# SUPPLIED ENTRIES
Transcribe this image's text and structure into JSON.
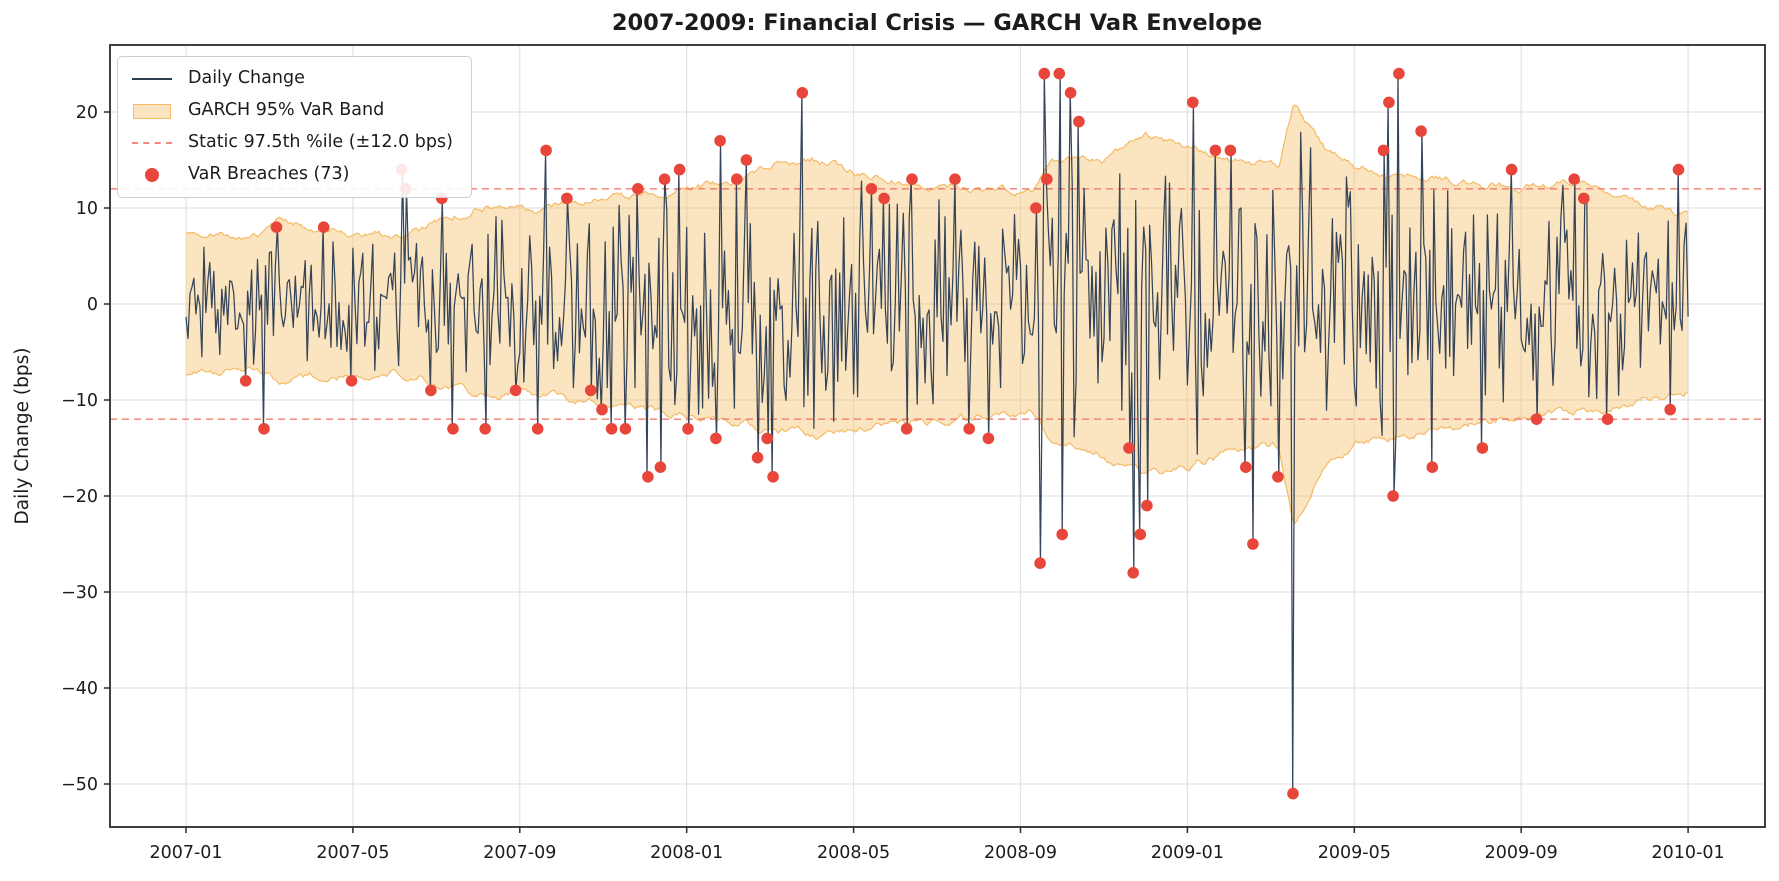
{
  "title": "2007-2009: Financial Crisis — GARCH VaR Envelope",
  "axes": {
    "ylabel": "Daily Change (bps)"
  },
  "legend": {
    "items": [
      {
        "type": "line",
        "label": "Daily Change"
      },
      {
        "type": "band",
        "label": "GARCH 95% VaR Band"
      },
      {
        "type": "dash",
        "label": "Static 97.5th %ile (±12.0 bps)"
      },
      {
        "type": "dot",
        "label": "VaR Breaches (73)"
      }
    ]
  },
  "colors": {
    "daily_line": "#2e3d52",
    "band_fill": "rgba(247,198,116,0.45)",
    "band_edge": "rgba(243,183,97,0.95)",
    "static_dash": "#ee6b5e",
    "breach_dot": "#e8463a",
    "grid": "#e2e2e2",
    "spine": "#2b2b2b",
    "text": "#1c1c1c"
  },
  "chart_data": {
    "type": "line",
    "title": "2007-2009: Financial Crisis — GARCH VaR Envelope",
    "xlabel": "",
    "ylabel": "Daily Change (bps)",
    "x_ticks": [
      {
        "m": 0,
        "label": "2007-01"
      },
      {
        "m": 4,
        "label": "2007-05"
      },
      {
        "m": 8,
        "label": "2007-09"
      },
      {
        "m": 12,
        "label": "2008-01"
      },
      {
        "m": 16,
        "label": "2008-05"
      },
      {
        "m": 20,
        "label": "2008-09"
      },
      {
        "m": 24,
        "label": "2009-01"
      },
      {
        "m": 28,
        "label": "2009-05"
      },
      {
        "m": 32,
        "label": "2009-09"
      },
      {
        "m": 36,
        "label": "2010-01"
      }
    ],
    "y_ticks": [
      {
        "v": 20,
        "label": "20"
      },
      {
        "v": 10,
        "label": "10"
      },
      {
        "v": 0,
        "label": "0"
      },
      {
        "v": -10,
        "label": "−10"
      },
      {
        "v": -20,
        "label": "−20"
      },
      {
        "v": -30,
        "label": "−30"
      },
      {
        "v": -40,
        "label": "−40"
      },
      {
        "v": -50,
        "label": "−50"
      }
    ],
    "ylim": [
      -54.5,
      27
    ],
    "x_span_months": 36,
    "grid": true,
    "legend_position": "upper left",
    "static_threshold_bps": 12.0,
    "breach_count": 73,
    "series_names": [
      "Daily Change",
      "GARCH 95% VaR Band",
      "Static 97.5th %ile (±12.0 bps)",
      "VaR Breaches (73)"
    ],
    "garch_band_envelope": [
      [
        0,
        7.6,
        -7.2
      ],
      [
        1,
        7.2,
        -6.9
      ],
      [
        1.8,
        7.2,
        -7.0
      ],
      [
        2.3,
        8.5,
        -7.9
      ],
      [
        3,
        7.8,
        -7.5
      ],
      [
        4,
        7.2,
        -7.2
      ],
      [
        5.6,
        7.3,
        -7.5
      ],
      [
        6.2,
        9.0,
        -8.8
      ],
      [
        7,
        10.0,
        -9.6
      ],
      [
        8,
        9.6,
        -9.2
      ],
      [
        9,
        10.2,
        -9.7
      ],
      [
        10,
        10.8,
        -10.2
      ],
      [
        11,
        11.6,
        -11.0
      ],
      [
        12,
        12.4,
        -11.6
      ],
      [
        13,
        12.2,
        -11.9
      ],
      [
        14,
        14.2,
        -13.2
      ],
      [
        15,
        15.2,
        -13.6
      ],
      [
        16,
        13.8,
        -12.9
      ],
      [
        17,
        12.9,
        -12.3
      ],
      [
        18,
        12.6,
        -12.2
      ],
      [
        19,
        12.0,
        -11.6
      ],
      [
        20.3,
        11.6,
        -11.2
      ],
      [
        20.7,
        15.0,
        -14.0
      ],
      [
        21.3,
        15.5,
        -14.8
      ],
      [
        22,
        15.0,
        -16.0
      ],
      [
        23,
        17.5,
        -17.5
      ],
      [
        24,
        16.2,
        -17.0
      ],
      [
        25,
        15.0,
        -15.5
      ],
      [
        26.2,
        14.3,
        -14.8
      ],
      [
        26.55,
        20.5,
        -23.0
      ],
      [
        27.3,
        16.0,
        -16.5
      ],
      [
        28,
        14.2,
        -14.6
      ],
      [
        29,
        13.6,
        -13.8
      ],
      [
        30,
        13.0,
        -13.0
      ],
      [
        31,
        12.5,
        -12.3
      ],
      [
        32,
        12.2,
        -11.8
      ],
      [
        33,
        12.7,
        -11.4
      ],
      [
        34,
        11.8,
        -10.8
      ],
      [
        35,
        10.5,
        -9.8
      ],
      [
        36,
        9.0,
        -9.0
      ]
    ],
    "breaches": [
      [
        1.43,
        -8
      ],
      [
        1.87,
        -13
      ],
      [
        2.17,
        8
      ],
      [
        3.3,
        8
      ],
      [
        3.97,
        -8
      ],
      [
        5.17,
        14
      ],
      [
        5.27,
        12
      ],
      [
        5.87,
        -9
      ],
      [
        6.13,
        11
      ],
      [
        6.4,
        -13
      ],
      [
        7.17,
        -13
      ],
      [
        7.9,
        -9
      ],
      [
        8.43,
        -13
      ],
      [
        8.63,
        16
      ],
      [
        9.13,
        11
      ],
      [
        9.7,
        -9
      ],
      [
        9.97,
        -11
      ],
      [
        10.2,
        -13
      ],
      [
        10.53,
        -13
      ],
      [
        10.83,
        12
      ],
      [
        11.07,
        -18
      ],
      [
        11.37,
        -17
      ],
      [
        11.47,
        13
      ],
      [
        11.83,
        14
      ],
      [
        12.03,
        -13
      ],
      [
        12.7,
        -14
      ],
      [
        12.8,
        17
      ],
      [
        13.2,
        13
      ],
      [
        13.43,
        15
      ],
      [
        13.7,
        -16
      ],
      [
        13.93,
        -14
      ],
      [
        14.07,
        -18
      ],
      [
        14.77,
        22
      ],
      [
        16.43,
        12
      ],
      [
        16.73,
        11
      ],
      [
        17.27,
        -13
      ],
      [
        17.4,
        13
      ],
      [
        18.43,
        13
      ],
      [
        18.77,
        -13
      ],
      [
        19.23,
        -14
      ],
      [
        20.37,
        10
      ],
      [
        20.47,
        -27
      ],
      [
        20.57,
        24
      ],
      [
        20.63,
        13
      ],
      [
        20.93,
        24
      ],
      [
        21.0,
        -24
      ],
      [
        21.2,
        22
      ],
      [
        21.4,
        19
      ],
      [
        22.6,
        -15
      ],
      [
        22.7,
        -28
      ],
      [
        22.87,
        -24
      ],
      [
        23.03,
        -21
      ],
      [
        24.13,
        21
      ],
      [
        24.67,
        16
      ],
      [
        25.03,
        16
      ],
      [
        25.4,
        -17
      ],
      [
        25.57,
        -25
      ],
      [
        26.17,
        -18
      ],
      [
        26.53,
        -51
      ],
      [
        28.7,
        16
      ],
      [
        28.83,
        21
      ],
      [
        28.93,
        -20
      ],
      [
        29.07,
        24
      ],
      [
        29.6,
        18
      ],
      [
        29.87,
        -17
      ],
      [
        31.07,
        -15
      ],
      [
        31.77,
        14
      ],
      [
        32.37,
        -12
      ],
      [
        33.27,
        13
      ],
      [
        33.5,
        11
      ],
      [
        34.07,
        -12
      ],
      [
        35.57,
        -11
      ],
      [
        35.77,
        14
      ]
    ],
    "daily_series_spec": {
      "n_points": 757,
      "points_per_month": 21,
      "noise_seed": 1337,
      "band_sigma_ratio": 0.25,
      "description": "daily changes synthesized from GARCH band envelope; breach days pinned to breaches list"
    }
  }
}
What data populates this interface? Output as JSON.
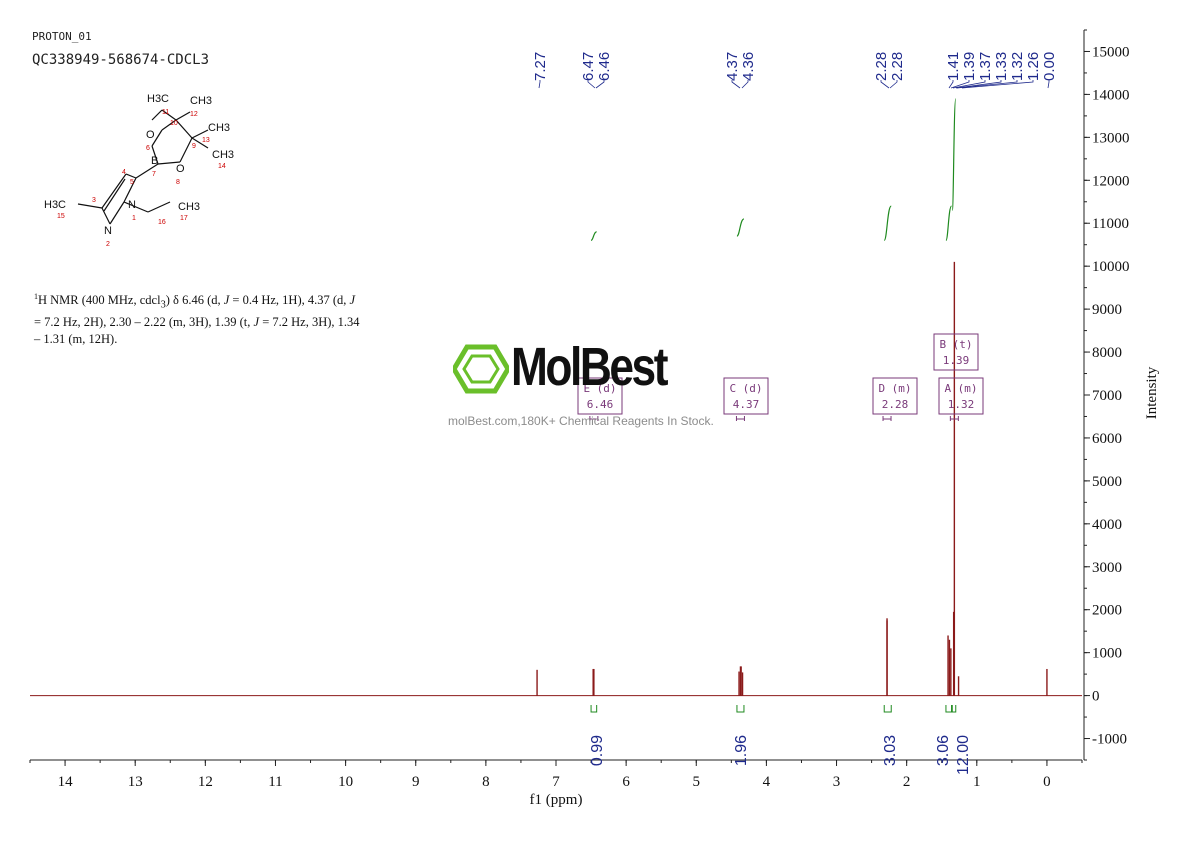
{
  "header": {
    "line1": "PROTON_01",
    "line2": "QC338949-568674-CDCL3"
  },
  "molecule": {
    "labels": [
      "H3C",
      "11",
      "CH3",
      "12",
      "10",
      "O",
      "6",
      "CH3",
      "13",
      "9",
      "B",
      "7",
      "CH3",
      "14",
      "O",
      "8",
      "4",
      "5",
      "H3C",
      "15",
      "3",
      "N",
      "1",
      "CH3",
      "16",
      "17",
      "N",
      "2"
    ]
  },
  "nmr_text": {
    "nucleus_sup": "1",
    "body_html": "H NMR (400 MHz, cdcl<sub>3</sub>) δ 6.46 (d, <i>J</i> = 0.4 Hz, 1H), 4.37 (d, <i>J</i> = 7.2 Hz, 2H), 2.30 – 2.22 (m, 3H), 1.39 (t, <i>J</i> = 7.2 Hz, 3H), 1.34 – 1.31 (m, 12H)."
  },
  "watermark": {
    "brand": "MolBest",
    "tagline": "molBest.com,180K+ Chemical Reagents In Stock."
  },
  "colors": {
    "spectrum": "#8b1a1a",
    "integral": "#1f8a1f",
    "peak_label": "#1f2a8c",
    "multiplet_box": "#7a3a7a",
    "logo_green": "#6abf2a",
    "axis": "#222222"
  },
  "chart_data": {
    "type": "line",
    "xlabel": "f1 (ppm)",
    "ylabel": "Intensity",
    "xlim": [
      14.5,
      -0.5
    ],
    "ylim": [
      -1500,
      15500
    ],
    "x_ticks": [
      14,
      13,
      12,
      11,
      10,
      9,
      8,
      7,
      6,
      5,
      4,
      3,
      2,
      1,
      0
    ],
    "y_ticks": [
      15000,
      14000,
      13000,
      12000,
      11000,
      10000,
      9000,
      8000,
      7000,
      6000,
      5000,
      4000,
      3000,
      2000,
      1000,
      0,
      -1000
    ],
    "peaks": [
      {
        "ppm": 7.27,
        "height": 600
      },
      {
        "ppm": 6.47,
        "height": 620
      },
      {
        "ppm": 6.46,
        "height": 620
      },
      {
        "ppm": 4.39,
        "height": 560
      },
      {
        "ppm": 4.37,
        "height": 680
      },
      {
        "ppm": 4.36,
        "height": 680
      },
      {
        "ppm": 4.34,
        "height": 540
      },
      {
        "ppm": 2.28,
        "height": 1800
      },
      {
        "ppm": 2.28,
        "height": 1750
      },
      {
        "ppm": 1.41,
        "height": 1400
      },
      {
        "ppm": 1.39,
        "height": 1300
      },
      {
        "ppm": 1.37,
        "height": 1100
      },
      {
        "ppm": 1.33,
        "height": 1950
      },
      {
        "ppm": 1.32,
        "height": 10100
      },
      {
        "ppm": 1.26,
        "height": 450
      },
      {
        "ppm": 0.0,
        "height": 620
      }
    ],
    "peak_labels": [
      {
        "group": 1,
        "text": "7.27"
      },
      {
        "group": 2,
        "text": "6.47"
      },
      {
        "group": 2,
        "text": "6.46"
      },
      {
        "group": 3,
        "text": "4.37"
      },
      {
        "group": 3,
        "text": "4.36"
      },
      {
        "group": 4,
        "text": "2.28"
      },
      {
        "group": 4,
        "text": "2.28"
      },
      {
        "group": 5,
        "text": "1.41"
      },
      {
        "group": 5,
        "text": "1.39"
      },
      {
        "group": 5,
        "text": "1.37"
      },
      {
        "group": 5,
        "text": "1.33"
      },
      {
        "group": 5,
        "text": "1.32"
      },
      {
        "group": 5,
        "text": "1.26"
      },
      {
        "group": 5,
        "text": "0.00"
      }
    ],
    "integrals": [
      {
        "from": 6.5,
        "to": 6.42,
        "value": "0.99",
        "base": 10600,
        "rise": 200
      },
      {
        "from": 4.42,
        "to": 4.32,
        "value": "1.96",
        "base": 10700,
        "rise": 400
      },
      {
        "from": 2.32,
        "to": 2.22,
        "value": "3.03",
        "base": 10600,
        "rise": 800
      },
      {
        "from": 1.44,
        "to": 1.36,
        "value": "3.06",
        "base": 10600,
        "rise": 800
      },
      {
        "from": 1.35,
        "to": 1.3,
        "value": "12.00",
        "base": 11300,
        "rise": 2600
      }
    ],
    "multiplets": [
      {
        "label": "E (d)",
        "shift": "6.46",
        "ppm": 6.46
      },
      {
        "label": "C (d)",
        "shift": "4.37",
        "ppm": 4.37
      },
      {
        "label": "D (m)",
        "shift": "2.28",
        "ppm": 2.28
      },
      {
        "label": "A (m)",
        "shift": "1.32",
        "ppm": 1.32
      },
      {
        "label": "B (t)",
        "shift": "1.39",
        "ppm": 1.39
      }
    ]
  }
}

# AIM OF THE EXERCISE
Gather and copy every line of the data in which the string "JSON" is found.

# OUTPUT BELOW
Transcribe this image's text and structure into JSON.
What data populates this interface? Output as JSON.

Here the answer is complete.